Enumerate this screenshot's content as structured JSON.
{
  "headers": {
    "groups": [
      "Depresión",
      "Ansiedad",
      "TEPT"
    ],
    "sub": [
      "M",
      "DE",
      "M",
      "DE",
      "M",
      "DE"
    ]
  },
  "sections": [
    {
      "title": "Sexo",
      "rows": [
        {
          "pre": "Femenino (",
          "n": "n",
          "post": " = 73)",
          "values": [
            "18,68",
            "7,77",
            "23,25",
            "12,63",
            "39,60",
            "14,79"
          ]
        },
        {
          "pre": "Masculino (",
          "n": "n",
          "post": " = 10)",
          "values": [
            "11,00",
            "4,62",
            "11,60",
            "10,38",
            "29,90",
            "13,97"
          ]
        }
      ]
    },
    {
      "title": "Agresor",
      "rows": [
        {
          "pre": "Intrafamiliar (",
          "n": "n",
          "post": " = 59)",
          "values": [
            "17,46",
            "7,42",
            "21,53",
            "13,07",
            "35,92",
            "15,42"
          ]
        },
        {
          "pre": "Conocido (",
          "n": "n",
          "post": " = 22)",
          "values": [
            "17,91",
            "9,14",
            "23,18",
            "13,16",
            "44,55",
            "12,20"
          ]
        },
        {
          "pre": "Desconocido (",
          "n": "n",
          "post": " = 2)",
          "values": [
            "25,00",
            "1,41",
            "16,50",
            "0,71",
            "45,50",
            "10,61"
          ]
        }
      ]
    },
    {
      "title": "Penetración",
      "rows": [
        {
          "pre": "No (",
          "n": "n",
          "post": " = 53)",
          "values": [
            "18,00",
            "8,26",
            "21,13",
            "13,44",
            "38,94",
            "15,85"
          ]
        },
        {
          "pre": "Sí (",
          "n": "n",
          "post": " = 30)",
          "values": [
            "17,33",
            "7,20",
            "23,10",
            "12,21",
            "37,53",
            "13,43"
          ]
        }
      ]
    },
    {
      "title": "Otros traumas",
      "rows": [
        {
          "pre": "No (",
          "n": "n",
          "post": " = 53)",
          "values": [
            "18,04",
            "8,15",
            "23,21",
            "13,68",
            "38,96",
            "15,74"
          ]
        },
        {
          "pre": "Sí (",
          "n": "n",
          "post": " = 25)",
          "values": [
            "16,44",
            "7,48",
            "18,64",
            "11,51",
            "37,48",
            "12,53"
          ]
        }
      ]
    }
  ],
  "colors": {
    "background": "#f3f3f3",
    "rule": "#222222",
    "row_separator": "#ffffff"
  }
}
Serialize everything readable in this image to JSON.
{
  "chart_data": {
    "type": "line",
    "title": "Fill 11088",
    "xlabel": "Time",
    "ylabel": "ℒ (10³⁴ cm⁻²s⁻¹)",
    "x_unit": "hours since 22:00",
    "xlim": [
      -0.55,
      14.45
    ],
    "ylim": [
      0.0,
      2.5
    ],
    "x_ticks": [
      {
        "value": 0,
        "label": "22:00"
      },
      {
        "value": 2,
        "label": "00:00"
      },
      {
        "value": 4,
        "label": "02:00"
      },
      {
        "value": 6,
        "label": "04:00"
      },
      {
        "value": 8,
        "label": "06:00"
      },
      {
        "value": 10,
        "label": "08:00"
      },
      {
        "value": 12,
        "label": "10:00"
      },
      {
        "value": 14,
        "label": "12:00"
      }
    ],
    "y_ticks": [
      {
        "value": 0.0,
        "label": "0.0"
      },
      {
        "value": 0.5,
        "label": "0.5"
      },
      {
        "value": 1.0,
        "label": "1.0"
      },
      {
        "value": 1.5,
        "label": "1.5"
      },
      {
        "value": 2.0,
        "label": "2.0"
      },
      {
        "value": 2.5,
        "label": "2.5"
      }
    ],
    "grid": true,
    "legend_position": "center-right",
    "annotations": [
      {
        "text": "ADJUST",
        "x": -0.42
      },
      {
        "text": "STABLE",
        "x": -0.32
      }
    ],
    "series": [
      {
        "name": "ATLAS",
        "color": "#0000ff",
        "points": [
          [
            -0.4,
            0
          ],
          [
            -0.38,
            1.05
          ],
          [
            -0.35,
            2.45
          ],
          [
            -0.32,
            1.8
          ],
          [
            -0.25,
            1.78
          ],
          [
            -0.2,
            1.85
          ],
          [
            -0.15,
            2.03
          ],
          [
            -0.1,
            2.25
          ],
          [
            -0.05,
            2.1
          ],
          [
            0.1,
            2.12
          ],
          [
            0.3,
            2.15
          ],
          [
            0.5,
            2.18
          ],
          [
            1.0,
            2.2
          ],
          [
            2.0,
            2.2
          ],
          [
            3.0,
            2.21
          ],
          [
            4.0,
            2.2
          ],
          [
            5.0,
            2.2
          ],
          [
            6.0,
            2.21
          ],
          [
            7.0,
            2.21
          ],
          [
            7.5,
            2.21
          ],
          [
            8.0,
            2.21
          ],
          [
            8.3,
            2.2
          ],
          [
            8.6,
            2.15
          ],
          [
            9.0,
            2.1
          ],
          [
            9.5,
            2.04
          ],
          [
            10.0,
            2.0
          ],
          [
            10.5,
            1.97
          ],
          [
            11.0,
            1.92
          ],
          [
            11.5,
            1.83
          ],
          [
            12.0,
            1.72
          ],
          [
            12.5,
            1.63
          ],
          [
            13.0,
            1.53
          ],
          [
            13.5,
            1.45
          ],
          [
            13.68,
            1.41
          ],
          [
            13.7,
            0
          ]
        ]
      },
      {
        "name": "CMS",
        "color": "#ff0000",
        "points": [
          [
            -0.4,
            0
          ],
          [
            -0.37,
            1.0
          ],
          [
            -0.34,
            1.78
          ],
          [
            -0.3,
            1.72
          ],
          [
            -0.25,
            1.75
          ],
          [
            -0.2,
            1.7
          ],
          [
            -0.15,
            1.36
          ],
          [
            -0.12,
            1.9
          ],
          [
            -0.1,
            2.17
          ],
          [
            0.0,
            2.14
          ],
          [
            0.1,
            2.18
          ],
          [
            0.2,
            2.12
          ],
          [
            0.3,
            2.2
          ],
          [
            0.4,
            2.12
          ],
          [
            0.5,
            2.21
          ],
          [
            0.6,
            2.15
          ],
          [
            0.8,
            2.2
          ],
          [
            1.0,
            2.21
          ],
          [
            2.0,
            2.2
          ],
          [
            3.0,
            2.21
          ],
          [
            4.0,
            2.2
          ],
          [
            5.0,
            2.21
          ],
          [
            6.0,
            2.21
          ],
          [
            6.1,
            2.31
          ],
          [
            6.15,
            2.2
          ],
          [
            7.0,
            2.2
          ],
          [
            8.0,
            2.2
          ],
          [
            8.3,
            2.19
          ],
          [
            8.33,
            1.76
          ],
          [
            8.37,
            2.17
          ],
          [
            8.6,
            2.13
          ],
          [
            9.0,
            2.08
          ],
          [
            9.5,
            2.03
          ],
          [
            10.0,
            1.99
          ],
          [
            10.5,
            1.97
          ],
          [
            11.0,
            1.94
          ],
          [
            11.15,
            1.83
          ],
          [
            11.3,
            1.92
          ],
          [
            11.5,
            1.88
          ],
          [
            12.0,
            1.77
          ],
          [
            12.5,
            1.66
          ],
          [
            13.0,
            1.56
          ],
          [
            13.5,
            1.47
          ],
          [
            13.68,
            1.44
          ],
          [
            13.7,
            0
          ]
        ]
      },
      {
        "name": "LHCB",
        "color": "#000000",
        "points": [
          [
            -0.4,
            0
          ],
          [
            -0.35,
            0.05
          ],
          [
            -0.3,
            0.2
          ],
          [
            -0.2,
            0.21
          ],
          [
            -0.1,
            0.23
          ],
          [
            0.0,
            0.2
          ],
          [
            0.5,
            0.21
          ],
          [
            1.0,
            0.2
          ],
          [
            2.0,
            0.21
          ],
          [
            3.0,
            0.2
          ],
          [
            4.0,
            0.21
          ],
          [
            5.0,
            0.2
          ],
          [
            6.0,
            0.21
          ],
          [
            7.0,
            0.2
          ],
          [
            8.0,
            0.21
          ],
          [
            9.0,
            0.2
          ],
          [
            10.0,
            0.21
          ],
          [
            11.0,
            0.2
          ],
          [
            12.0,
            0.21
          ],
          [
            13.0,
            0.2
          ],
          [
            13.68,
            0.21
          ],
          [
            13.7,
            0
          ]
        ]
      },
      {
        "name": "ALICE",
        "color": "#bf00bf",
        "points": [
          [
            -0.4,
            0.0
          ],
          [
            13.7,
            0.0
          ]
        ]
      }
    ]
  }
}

□ □ □ □ □ □ □

**INSTRUCTIONS TO FOLLOW**
Where a line above contains the word "this", copy that line.

**RESPONSE TO THE TASK**
Enumerate this screenshot's content as structured JSON.
Serialize everything readable in this image to JSON.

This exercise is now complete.